Stated task >>
Repeat the records verbatim and leave the pictures out of your copy.

* * *

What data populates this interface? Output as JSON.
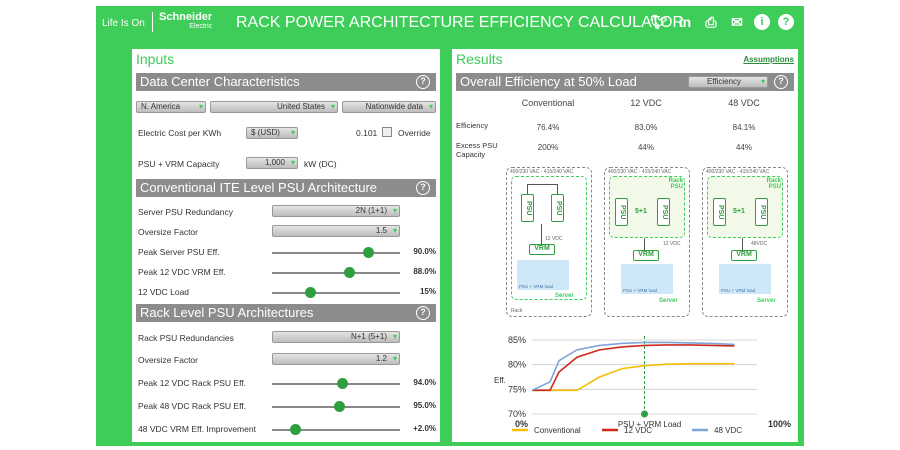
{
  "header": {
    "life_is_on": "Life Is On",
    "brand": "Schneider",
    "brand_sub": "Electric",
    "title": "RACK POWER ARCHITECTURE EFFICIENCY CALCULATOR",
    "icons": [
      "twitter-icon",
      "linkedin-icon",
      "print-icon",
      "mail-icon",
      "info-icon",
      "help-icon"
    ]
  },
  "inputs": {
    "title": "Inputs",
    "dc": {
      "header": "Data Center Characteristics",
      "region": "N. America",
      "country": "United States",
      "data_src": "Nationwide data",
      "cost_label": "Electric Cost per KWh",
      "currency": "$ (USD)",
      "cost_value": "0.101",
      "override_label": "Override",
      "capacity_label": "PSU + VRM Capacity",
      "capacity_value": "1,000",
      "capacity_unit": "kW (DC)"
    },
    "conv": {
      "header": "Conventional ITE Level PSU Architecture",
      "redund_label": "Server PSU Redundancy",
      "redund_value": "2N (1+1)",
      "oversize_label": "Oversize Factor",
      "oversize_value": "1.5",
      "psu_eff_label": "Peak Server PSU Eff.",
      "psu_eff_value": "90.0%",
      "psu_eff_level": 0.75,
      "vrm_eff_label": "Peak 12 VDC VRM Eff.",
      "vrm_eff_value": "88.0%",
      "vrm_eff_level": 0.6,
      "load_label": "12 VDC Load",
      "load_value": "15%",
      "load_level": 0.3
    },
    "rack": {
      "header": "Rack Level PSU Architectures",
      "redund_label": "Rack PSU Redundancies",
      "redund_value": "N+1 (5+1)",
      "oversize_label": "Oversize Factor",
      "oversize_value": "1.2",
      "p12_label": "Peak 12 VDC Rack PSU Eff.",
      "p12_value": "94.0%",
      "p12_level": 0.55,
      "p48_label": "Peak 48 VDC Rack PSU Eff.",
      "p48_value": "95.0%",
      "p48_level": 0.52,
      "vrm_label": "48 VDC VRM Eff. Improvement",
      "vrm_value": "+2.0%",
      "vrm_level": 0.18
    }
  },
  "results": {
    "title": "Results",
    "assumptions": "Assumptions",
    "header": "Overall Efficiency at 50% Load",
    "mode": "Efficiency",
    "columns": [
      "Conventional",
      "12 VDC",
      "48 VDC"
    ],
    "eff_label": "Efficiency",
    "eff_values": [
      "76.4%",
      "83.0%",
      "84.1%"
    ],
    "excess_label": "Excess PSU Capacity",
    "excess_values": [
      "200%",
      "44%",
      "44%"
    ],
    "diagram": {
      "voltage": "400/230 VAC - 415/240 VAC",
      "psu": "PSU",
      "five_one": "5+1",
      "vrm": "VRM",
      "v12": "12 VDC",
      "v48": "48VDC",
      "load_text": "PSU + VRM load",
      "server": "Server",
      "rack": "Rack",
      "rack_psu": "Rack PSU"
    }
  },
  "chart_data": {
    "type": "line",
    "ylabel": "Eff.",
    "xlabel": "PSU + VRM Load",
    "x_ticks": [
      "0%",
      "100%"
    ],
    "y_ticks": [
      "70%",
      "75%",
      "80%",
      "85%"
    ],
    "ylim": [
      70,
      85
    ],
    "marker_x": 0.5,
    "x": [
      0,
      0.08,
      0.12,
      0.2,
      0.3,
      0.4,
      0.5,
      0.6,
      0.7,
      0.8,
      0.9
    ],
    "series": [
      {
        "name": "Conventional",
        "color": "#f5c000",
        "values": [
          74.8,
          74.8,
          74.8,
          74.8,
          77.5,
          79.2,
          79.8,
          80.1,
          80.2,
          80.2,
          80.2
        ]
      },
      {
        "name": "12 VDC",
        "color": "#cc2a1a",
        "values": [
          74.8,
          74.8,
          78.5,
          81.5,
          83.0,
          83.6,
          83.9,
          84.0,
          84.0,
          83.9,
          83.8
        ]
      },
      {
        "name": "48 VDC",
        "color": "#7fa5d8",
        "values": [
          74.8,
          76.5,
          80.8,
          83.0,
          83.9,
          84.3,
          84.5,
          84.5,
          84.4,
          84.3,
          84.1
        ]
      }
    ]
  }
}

* * *

Right answer >>
What data populates this interface? Output as JSON.
{
  "header": {
    "life_is_on": "Life Is On",
    "brand": "Schneider",
    "brand_sub": "Electric",
    "title": "RACK POWER ARCHITECTURE EFFICIENCY CALCULATOR",
    "icons": [
      "twitter-icon",
      "linkedin-icon",
      "print-icon",
      "mail-icon",
      "info-icon",
      "help-icon"
    ]
  },
  "inputs": {
    "title": "Inputs",
    "dc": {
      "header": "Data Center Characteristics",
      "region": "N. America",
      "country": "United States",
      "data_src": "Nationwide data",
      "cost_label": "Electric Cost per KWh",
      "currency": "$ (USD)",
      "cost_value": "0.101",
      "override_label": "Override",
      "capacity_label": "PSU + VRM Capacity",
      "capacity_value": "1,000",
      "capacity_unit": "kW (DC)"
    },
    "conv": {
      "header": "Conventional ITE Level PSU Architecture",
      "redund_label": "Server PSU Redundancy",
      "redund_value": "2N (1+1)",
      "oversize_label": "Oversize Factor",
      "oversize_value": "1.5",
      "psu_eff_label": "Peak Server PSU Eff.",
      "psu_eff_value": "90.0%",
      "psu_eff_level": 0.75,
      "vrm_eff_label": "Peak 12 VDC VRM Eff.",
      "vrm_eff_value": "88.0%",
      "vrm_eff_level": 0.6,
      "load_label": "12 VDC Load",
      "load_value": "15%",
      "load_level": 0.3
    },
    "rack": {
      "header": "Rack Level PSU Architectures",
      "redund_label": "Rack PSU Redundancies",
      "redund_value": "N+1 (5+1)",
      "oversize_label": "Oversize Factor",
      "oversize_value": "1.2",
      "p12_label": "Peak 12 VDC Rack PSU Eff.",
      "p12_value": "94.0%",
      "p12_level": 0.55,
      "p48_label": "Peak 48 VDC Rack PSU Eff.",
      "p48_value": "95.0%",
      "p48_level": 0.52,
      "vrm_label": "48 VDC VRM Eff. Improvement",
      "vrm_value": "+2.0%",
      "vrm_level": 0.18
    }
  },
  "results": {
    "title": "Results",
    "assumptions": "Assumptions",
    "header": "Overall Efficiency at 50% Load",
    "mode": "Efficiency",
    "columns": [
      "Conventional",
      "12 VDC",
      "48 VDC"
    ],
    "eff_label": "Efficiency",
    "eff_values": [
      "76.4%",
      "83.0%",
      "84.1%"
    ],
    "excess_label": "Excess PSU Capacity",
    "excess_values": [
      "200%",
      "44%",
      "44%"
    ],
    "diagram": {
      "voltage": "400/230 VAC - 415/240 VAC",
      "psu": "PSU",
      "five_one": "5+1",
      "vrm": "VRM",
      "v12": "12 VDC",
      "v48": "48VDC",
      "load_text": "PSU + VRM load",
      "server": "Server",
      "rack": "Rack",
      "rack_psu": "Rack PSU"
    }
  },
  "chart_data": {
    "type": "line",
    "ylabel": "Eff.",
    "xlabel": "PSU + VRM Load",
    "x_ticks": [
      "0%",
      "100%"
    ],
    "y_ticks": [
      "70%",
      "75%",
      "80%",
      "85%"
    ],
    "ylim": [
      70,
      85
    ],
    "marker_x": 0.5,
    "x": [
      0,
      0.08,
      0.12,
      0.2,
      0.3,
      0.4,
      0.5,
      0.6,
      0.7,
      0.8,
      0.9
    ],
    "series": [
      {
        "name": "Conventional",
        "color": "#f5c000",
        "values": [
          74.8,
          74.8,
          74.8,
          74.8,
          77.5,
          79.2,
          79.8,
          80.1,
          80.2,
          80.2,
          80.2
        ]
      },
      {
        "name": "12 VDC",
        "color": "#cc2a1a",
        "values": [
          74.8,
          74.8,
          78.5,
          81.5,
          83.0,
          83.6,
          83.9,
          84.0,
          84.0,
          83.9,
          83.8
        ]
      },
      {
        "name": "48 VDC",
        "color": "#7fa5d8",
        "values": [
          74.8,
          76.5,
          80.8,
          83.0,
          83.9,
          84.3,
          84.5,
          84.5,
          84.4,
          84.3,
          84.1
        ]
      }
    ]
  }
}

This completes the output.